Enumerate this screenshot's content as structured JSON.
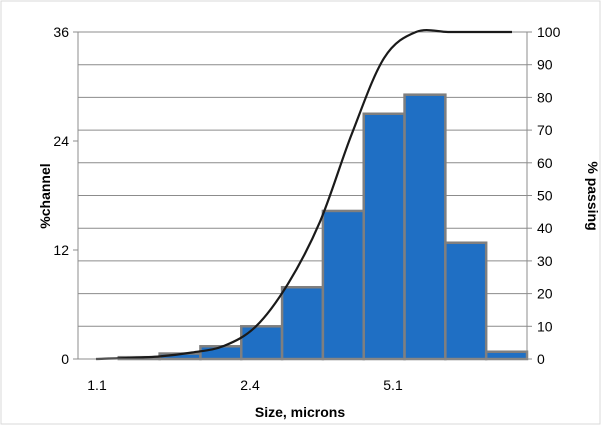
{
  "chart_data": {
    "type": "bar",
    "title": "",
    "xlabel": "Size, microns",
    "ylabel_left": "%channel",
    "ylabel_right": "% passing",
    "x_ticks": [
      "1.1",
      "2.4",
      "5.1"
    ],
    "y_left_ticks": [
      "0",
      "12",
      "24",
      "36"
    ],
    "y_right_ticks": [
      "0",
      "10",
      "20",
      "30",
      "40",
      "50",
      "60",
      "70",
      "80",
      "90",
      "100"
    ],
    "ylim_left": [
      0,
      36
    ],
    "ylim_right": [
      0,
      100
    ],
    "grid": true,
    "legend": "none",
    "bar_color": "#1f6fc4",
    "line_color": "#1a1a1a",
    "series": [
      {
        "type": "bar",
        "axis": "left",
        "values": [
          0,
          0.2,
          0.6,
          1.4,
          3.6,
          7.9,
          16.3,
          27,
          29.1,
          12.8,
          0.8
        ]
      },
      {
        "type": "line",
        "axis": "right",
        "values": [
          0,
          0.3,
          0.8,
          2,
          4,
          10,
          23,
          42,
          69,
          92,
          100,
          100,
          100,
          100
        ]
      }
    ]
  }
}
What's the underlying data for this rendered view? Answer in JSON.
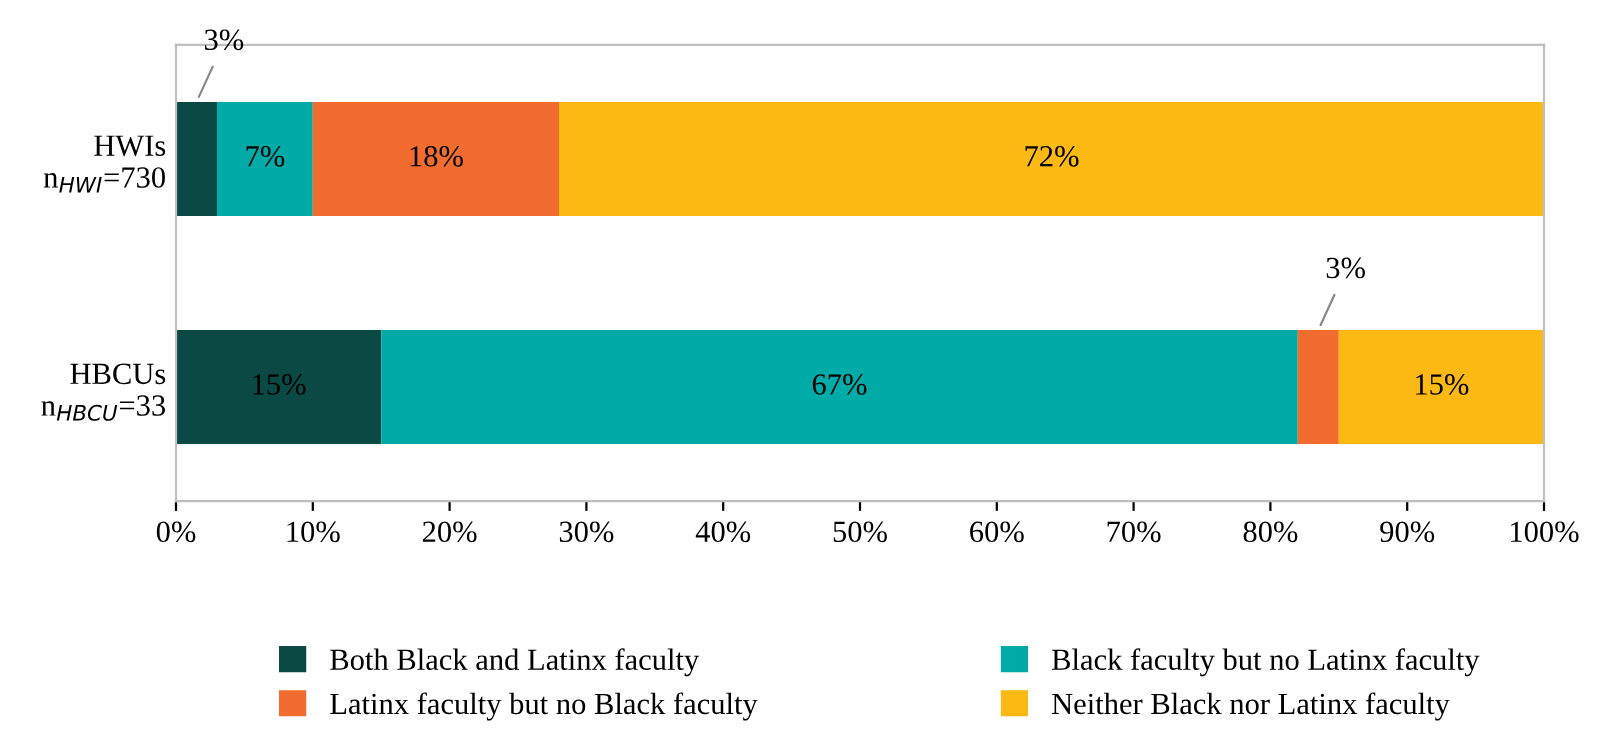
{
  "chart_data": {
    "type": "bar",
    "orientation": "horizontal",
    "stacked": true,
    "legend": "bottom",
    "grid": false,
    "categories": [
      "HWIs\nn$_{HWI}$=730",
      "HBCUs\nn$_{HBCU}$=33"
    ],
    "series": [
      {
        "name": "Both Black and Latinx faculty",
        "color": "#0b4a44",
        "values": [
          3,
          15
        ],
        "value_labels": [
          "3%",
          "15%"
        ]
      },
      {
        "name": "Black faculty but no Latinx faculty",
        "color": "#00aaa6",
        "values": [
          7,
          67
        ],
        "value_labels": [
          "7%",
          "67%"
        ]
      },
      {
        "name": "Latinx faculty but no Black faculty",
        "color": "#f26c30",
        "values": [
          18,
          3
        ],
        "value_labels": [
          "18%",
          "3%"
        ]
      },
      {
        "name": "Neither Black nor Latinx faculty",
        "color": "#fcb813",
        "values": [
          72,
          15
        ],
        "value_labels": [
          "72%",
          "15%"
        ]
      }
    ],
    "xlim": [
      0,
      100
    ],
    "xticks": [
      {
        "value": 0,
        "label": "0%"
      },
      {
        "value": 10,
        "label": "10%"
      },
      {
        "value": 20,
        "label": "20%"
      },
      {
        "value": 30,
        "label": "30%"
      },
      {
        "value": 40,
        "label": "40%"
      },
      {
        "value": 50,
        "label": "50%"
      },
      {
        "value": 60,
        "label": "60%"
      },
      {
        "value": 70,
        "label": "70%"
      },
      {
        "value": 80,
        "label": "80%"
      },
      {
        "value": 90,
        "label": "90%"
      },
      {
        "value": 100,
        "label": "100%"
      }
    ]
  }
}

○ ○ ○

• Requirements:
Collect the complete line wherever the string "name" appears in the records.

• Exercise result:
        "name": "Both Black and Latinx faculty",
        "name": "Black faculty but no Latinx faculty",
        "name": "Latinx faculty but no Black faculty",
        "name": "Neither Black nor Latinx faculty",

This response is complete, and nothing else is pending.